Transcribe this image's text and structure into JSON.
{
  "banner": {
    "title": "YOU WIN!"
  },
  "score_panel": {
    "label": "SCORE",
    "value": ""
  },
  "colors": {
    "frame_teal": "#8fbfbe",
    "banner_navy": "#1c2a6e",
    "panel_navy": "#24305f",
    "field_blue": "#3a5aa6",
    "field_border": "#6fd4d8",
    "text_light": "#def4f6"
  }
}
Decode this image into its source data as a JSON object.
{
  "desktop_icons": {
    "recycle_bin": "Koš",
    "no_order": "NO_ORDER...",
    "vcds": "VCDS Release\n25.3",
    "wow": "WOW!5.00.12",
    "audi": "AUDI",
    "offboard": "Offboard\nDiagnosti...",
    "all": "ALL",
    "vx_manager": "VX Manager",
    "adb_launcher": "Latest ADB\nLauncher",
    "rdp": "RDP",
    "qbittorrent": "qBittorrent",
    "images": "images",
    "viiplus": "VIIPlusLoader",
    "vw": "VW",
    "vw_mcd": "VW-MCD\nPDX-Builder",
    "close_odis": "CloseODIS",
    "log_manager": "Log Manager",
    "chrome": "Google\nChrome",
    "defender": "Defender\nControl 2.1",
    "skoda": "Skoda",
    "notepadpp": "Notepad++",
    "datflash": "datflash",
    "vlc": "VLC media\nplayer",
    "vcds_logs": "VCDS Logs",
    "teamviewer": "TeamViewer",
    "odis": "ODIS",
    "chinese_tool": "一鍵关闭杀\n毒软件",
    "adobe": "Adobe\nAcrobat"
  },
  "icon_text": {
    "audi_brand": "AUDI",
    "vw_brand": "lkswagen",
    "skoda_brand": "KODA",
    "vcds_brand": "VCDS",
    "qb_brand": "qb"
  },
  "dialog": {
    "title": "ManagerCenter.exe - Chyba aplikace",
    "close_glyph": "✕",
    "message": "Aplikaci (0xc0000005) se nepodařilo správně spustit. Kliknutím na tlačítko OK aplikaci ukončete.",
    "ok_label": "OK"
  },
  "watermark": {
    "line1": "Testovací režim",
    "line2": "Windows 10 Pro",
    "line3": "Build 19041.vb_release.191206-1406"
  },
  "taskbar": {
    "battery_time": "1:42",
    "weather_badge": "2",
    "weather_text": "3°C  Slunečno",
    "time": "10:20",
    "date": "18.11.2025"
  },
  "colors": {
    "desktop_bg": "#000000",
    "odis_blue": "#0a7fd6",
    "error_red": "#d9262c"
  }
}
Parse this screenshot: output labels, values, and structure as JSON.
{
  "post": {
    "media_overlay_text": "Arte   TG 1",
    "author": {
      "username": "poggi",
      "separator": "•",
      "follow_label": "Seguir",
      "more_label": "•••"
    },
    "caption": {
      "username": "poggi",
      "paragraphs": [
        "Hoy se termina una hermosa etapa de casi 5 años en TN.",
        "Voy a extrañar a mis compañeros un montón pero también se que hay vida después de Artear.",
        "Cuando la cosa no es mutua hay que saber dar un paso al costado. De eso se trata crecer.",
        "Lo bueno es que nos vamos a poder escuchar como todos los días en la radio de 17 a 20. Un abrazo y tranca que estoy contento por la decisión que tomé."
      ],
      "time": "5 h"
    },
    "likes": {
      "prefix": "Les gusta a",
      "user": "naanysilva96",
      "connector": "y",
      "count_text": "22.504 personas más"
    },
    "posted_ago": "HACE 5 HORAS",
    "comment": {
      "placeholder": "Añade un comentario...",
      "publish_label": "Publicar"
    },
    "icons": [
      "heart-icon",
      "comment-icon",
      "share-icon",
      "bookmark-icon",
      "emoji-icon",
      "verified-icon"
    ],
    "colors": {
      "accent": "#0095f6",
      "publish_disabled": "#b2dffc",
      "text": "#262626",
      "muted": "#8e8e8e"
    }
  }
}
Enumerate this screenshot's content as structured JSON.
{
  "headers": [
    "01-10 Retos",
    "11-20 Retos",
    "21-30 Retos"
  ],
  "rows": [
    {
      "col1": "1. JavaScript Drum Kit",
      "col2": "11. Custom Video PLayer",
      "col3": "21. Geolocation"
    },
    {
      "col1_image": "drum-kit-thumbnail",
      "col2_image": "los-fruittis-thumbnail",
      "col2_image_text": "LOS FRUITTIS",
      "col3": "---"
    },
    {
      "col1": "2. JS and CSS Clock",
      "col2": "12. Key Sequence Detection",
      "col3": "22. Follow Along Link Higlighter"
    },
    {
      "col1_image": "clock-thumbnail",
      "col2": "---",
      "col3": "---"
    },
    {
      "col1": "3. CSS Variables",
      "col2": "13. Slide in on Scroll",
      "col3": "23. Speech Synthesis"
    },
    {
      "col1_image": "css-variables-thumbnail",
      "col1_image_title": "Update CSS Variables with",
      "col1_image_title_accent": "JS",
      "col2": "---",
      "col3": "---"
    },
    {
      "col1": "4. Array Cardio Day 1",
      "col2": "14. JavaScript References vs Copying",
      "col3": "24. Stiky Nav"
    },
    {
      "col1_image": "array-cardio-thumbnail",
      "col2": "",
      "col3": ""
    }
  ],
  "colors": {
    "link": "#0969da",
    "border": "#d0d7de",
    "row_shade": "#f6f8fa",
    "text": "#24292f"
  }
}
----
- STATED GOAL:
Output each entry precisely as given.

- TASK ANSWER:
Transcribe this image's text and structure into JSON.
{
  "banner": {
    "title": "YOU WIN!"
  },
  "score_panel": {
    "label": "SCORE",
    "value": ""
  },
  "colors": {
    "frame_teal": "#8fbfbe",
    "banner_navy": "#1c2a6e",
    "panel_navy": "#24305f",
    "field_blue": "#3a5aa6",
    "field_border": "#6fd4d8",
    "text_light": "#def4f6"
  }
}
Decode this image into its source data as a JSON object.
{
  "desktop_icons": {
    "recycle_bin": "Koš",
    "no_order": "NO_ORDER...",
    "vcds": "VCDS Release\n25.3",
    "wow": "WOW!5.00.12",
    "audi": "AUDI",
    "offboard": "Offboard\nDiagnosti...",
    "all": "ALL",
    "vx_manager": "VX Manager",
    "adb_launcher": "Latest ADB\nLauncher",
    "rdp": "RDP",
    "qbittorrent": "qBittorrent",
    "images": "images",
    "viiplus": "VIIPlusLoader",
    "vw": "VW",
    "vw_mcd": "VW-MCD\nPDX-Builder",
    "close_odis": "CloseODIS",
    "log_manager": "Log Manager",
    "chrome": "Google\nChrome",
    "defender": "Defender\nControl 2.1",
    "skoda": "Skoda",
    "notepadpp": "Notepad++",
    "datflash": "datflash",
    "vlc": "VLC media\nplayer",
    "vcds_logs": "VCDS Logs",
    "teamviewer": "TeamViewer",
    "odis": "ODIS",
    "chinese_tool": "一鍵关闭杀\n毒软件",
    "adobe": "Adobe\nAcrobat"
  },
  "icon_text": {
    "audi_brand": "AUDI",
    "vw_brand": "lkswagen",
    "skoda_brand": "KODA",
    "vcds_brand": "VCDS",
    "qb_brand": "qb"
  },
  "dialog": {
    "title": "ManagerCenter.exe - Chyba aplikace",
    "close_glyph": "✕",
    "message": "Aplikaci (0xc0000005) se nepodařilo správně spustit. Kliknutím na tlačítko OK aplikaci ukončete.",
    "ok_label": "OK"
  },
  "watermark": {
    "line1": "Testovací režim",
    "line2": "Windows 10 Pro",
    "line3": "Build 19041.vb_release.191206-1406"
  },
  "taskbar": {
    "battery_time": "1:42",
    "weather_badge": "2",
    "weather_text": "3°C  Slunečno",
    "time": "10:20",
    "date": "18.11.2025"
  },
  "colors": {
    "desktop_bg": "#000000",
    "odis_blue": "#0a7fd6",
    "error_red": "#d9262c"
  }
}
Parse this screenshot: output labels, values, and structure as JSON.
{
  "post": {
    "media_overlay_text": "Arte   TG 1",
    "author": {
      "username": "poggi",
      "separator": "•",
      "follow_label": "Seguir",
      "more_label": "•••"
    },
    "caption": {
      "username": "poggi",
      "paragraphs": [
        "Hoy se termina una hermosa etapa de casi 5 años en TN.",
        "Voy a extrañar a mis compañeros un montón pero también se que hay vida después de Artear.",
        "Cuando la cosa no es mutua hay que saber dar un paso al costado. De eso se trata crecer.",
        "Lo bueno es que nos vamos a poder escuchar como todos los días en la radio de 17 a 20. Un abrazo y tranca que estoy contento por la decisión que tomé."
      ],
      "time": "5 h"
    },
    "likes": {
      "prefix": "Les gusta a",
      "user": "naanysilva96",
      "connector": "y",
      "count_text": "22.504 personas más"
    },
    "posted_ago": "HACE 5 HORAS",
    "comment": {
      "placeholder": "Añade un comentario...",
      "publish_label": "Publicar"
    },
    "icons": [
      "heart-icon",
      "comment-icon",
      "share-icon",
      "bookmark-icon",
      "emoji-icon",
      "verified-icon"
    ],
    "colors": {
      "accent": "#0095f6",
      "publish_disabled": "#b2dffc",
      "text": "#262626",
      "muted": "#8e8e8e"
    }
  }
}
Enumerate this screenshot's content as structured JSON.
{
  "headers": [
    "01-10 Retos",
    "11-20 Retos",
    "21-30 Retos"
  ],
  "rows": [
    {
      "col1": "1. JavaScript Drum Kit",
      "col2": "11. Custom Video PLayer",
      "col3": "21. Geolocation"
    },
    {
      "col1_image": "drum-kit-thumbnail",
      "col2_image": "los-fruittis-thumbnail",
      "col2_image_text": "LOS FRUITTIS",
      "col3": "---"
    },
    {
      "col1": "2. JS and CSS Clock",
      "col2": "12. Key Sequence Detection",
      "col3": "22. Follow Along Link Higlighter"
    },
    {
      "col1_image": "clock-thumbnail",
      "col2": "---",
      "col3": "---"
    },
    {
      "col1": "3. CSS Variables",
      "col2": "13. Slide in on Scroll",
      "col3": "23. Speech Synthesis"
    },
    {
      "col1_image": "css-variables-thumbnail",
      "col1_image_title": "Update CSS Variables with",
      "col1_image_title_accent": "JS",
      "col2": "---",
      "col3": "---"
    },
    {
      "col1": "4. Array Cardio Day 1",
      "col2": "14. JavaScript References vs Copying",
      "col3": "24. Stiky Nav"
    },
    {
      "col1_image": "array-cardio-thumbnail",
      "col2": "",
      "col3": ""
    }
  ],
  "colors": {
    "link": "#0969da",
    "border": "#d0d7de",
    "row_shade": "#f6f8fa",
    "text": "#24292f"
  }
}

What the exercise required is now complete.